| Stated exercise |
Please print every record below exactly as it appears.
** Start of Given entries **
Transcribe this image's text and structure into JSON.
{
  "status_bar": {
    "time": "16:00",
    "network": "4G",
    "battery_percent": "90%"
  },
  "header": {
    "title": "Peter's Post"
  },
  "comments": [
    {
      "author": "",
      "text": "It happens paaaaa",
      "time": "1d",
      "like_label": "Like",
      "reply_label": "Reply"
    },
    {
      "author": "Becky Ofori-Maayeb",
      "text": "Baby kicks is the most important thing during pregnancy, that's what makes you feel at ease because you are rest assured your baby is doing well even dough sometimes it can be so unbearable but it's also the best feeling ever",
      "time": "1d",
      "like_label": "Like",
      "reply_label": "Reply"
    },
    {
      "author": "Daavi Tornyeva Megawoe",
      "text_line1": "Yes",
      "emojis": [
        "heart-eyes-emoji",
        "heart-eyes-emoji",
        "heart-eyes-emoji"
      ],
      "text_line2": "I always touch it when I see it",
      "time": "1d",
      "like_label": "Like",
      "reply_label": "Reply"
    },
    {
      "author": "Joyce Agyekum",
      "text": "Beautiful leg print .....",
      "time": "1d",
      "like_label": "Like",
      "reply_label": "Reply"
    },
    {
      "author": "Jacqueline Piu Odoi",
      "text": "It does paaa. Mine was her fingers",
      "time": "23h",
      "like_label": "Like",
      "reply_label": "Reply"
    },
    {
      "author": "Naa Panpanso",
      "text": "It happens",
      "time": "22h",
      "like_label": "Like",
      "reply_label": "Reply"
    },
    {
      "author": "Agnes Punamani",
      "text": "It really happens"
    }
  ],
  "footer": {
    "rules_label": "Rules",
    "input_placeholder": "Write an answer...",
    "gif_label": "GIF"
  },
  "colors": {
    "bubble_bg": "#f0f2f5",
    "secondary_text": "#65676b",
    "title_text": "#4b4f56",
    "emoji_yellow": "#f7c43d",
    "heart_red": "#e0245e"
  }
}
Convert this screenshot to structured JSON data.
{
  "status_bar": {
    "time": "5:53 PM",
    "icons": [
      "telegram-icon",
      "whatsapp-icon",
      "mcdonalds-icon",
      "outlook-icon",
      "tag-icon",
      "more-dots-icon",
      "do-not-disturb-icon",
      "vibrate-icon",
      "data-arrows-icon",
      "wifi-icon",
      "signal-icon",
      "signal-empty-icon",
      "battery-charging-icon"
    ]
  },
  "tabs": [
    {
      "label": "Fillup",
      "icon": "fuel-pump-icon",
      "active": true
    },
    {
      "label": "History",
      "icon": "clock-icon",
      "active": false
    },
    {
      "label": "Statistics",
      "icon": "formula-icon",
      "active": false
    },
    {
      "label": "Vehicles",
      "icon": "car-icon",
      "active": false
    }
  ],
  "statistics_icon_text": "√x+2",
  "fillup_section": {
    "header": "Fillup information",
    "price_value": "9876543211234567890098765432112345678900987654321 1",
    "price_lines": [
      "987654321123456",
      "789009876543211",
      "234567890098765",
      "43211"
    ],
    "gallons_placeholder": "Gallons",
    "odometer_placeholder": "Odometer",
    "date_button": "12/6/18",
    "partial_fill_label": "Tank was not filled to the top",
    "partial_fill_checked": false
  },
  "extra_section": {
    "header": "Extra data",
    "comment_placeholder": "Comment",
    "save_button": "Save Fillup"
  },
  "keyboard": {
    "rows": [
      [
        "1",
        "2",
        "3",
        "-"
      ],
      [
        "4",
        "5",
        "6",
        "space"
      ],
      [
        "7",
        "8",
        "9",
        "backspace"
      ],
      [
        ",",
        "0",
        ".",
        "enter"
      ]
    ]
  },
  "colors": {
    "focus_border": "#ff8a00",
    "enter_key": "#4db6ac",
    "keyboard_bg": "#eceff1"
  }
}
** End of Given entries **
| Answer to this problem |
Transcribe this image's text and structure into JSON.
{
  "status_bar": {
    "time": "16:00",
    "network": "4G",
    "battery_percent": "90%"
  },
  "header": {
    "title": "Peter's Post"
  },
  "comments": [
    {
      "author": "",
      "text": "It happens paaaaa",
      "time": "1d",
      "like_label": "Like",
      "reply_label": "Reply"
    },
    {
      "author": "Becky Ofori-Maayeb",
      "text": "Baby kicks is the most important thing during pregnancy, that's what makes you feel at ease because you are rest assured your baby is doing well even dough sometimes it can be so unbearable but it's also the best feeling ever",
      "time": "1d",
      "like_label": "Like",
      "reply_label": "Reply"
    },
    {
      "author": "Daavi Tornyeva Megawoe",
      "text_line1": "Yes",
      "emojis": [
        "heart-eyes-emoji",
        "heart-eyes-emoji",
        "heart-eyes-emoji"
      ],
      "text_line2": "I always touch it when I see it",
      "time": "1d",
      "like_label": "Like",
      "reply_label": "Reply"
    },
    {
      "author": "Joyce Agyekum",
      "text": "Beautiful leg print .....",
      "time": "1d",
      "like_label": "Like",
      "reply_label": "Reply"
    },
    {
      "author": "Jacqueline Piu Odoi",
      "text": "It does paaa. Mine was her fingers",
      "time": "23h",
      "like_label": "Like",
      "reply_label": "Reply"
    },
    {
      "author": "Naa Panpanso",
      "text": "It happens",
      "time": "22h",
      "like_label": "Like",
      "reply_label": "Reply"
    },
    {
      "author": "Agnes Punamani",
      "text": "It really happens"
    }
  ],
  "footer": {
    "rules_label": "Rules",
    "input_placeholder": "Write an answer...",
    "gif_label": "GIF"
  },
  "colors": {
    "bubble_bg": "#f0f2f5",
    "secondary_text": "#65676b",
    "title_text": "#4b4f56",
    "emoji_yellow": "#f7c43d",
    "heart_red": "#e0245e"
  }
}
Convert this screenshot to structured JSON data.
{
  "status_bar": {
    "time": "5:53 PM",
    "icons": [
      "telegram-icon",
      "whatsapp-icon",
      "mcdonalds-icon",
      "outlook-icon",
      "tag-icon",
      "more-dots-icon",
      "do-not-disturb-icon",
      "vibrate-icon",
      "data-arrows-icon",
      "wifi-icon",
      "signal-icon",
      "signal-empty-icon",
      "battery-charging-icon"
    ]
  },
  "tabs": [
    {
      "label": "Fillup",
      "icon": "fuel-pump-icon",
      "active": true
    },
    {
      "label": "History",
      "icon": "clock-icon",
      "active": false
    },
    {
      "label": "Statistics",
      "icon": "formula-icon",
      "active": false
    },
    {
      "label": "Vehicles",
      "icon": "car-icon",
      "active": false
    }
  ],
  "statistics_icon_text": "√x+2",
  "fillup_section": {
    "header": "Fillup information",
    "price_value": "9876543211234567890098765432112345678900987654321 1",
    "price_lines": [
      "987654321123456",
      "789009876543211",
      "234567890098765",
      "43211"
    ],
    "gallons_placeholder": "Gallons",
    "odometer_placeholder": "Odometer",
    "date_button": "12/6/18",
    "partial_fill_label": "Tank was not filled to the top",
    "partial_fill_checked": false
  },
  "extra_section": {
    "header": "Extra data",
    "comment_placeholder": "Comment",
    "save_button": "Save Fillup"
  },
  "keyboard": {
    "rows": [
      [
        "1",
        "2",
        "3",
        "-"
      ],
      [
        "4",
        "5",
        "6",
        "space"
      ],
      [
        "7",
        "8",
        "9",
        "backspace"
      ],
      [
        ",",
        "0",
        ".",
        "enter"
      ]
    ]
  },
  "colors": {
    "focus_border": "#ff8a00",
    "enter_key": "#4db6ac",
    "keyboard_bg": "#eceff1"
  }
}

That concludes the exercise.